=== Data section ===

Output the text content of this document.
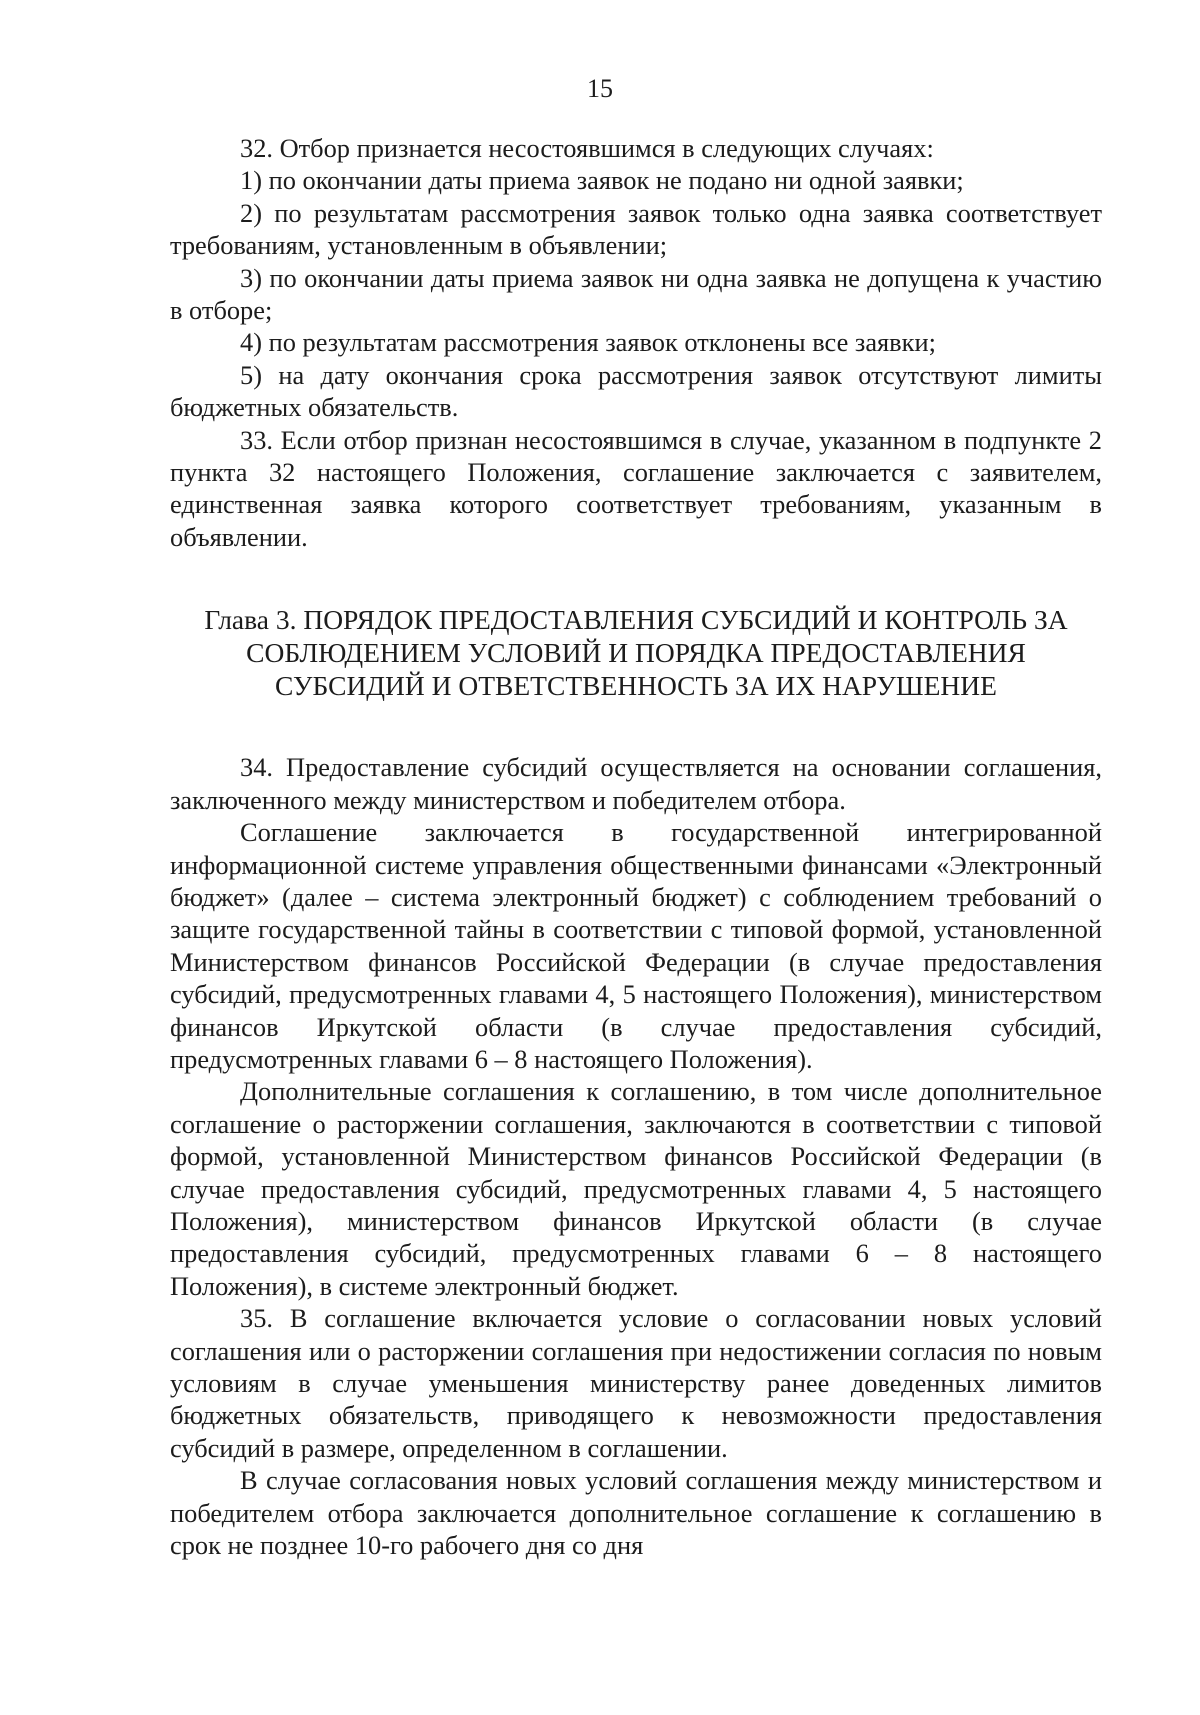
15

32. Отбор признается несостоявшимся в следующих случаях:

1) по окончании даты приема заявок не подано ни одной заявки;

2) по результатам рассмотрения заявок только одна заявка соответствует требованиям, установленным в объявлении;

3) по окончании даты приема заявок ни одна заявка не допущена к участию в отборе;

4) по результатам рассмотрения заявок отклонены все заявки;

5) на дату окончания срока рассмотрения заявок отсутствуют лимиты бюджетных обязательств.

33. Если отбор признан несостоявшимся в случае, указанном в подпункте 2 пункта 32 настоящего Положения, соглашение заключается с заявителем, единственная заявка которого соответствует требованиям, указанным в объявлении.

Глава 3. ПОРЯДОК ПРЕДОСТАВЛЕНИЯ СУБСИДИЙ И КОНТРОЛЬ ЗА
СОБЛЮДЕНИЕМ УСЛОВИЙ И ПОРЯДКА ПРЕДОСТАВЛЕНИЯ
СУБСИДИЙ И ОТВЕТСТВЕННОСТЬ ЗА ИХ НАРУШЕНИЕ

34. Предоставление субсидий осуществляется на основании соглашения, заключенного между министерством и победителем отбора.

Соглашение заключается в государственной интегрированной информационной системе управления общественными финансами «Электронный бюджет» (далее – система электронный бюджет) с соблюдением требований о защите государственной тайны в соответствии с типовой формой, установленной Министерством финансов Российской Федерации (в случае предоставления субсидий, предусмотренных главами 4, 5 настоящего Положения), министерством финансов Иркутской области (в случае предоставления субсидий, предусмотренных главами 6 – 8 настоящего Положения).

Дополнительные соглашения к соглашению, в том числе дополнительное соглашение о расторжении соглашения, заключаются в соответствии с типовой формой, установленной Министерством финансов Российской Федерации (в случае предоставления субсидий, предусмотренных главами 4, 5 настоящего Положения), министерством финансов Иркутской области (в случае предоставления субсидий, предусмотренных главами 6 – 8 настоящего Положения), в системе электронный бюджет.

35. В соглашение включается условие о согласовании новых условий соглашения или о расторжении соглашения при недостижении согласия по новым условиям в случае уменьшения министерству ранее доведенных лимитов бюджетных обязательств, приводящего к невозможности предоставления субсидий в размере, определенном в соглашении.

В случае согласования новых условий соглашения между министерством и победителем отбора заключается дополнительное соглашение к соглашению в срок не позднее 10-го рабочего дня со дня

===

• Written task:
Select every line in the material above where the string "бюджетных" occurs, and copy it.

• Result of the task:
5) на дату окончания срока рассмотрения заявок отсутствуют лимиты бюджетных обязательств.
35. В соглашение включается условие о согласовании новых условий соглашения или о расторжении соглашения при недостижении согласия по новым условиям в случае уменьшения министерству ранее доведенных лимитов бюджетных обязательств, приводящего к невозможности предоставления субсидий в размере, определенном в соглашении.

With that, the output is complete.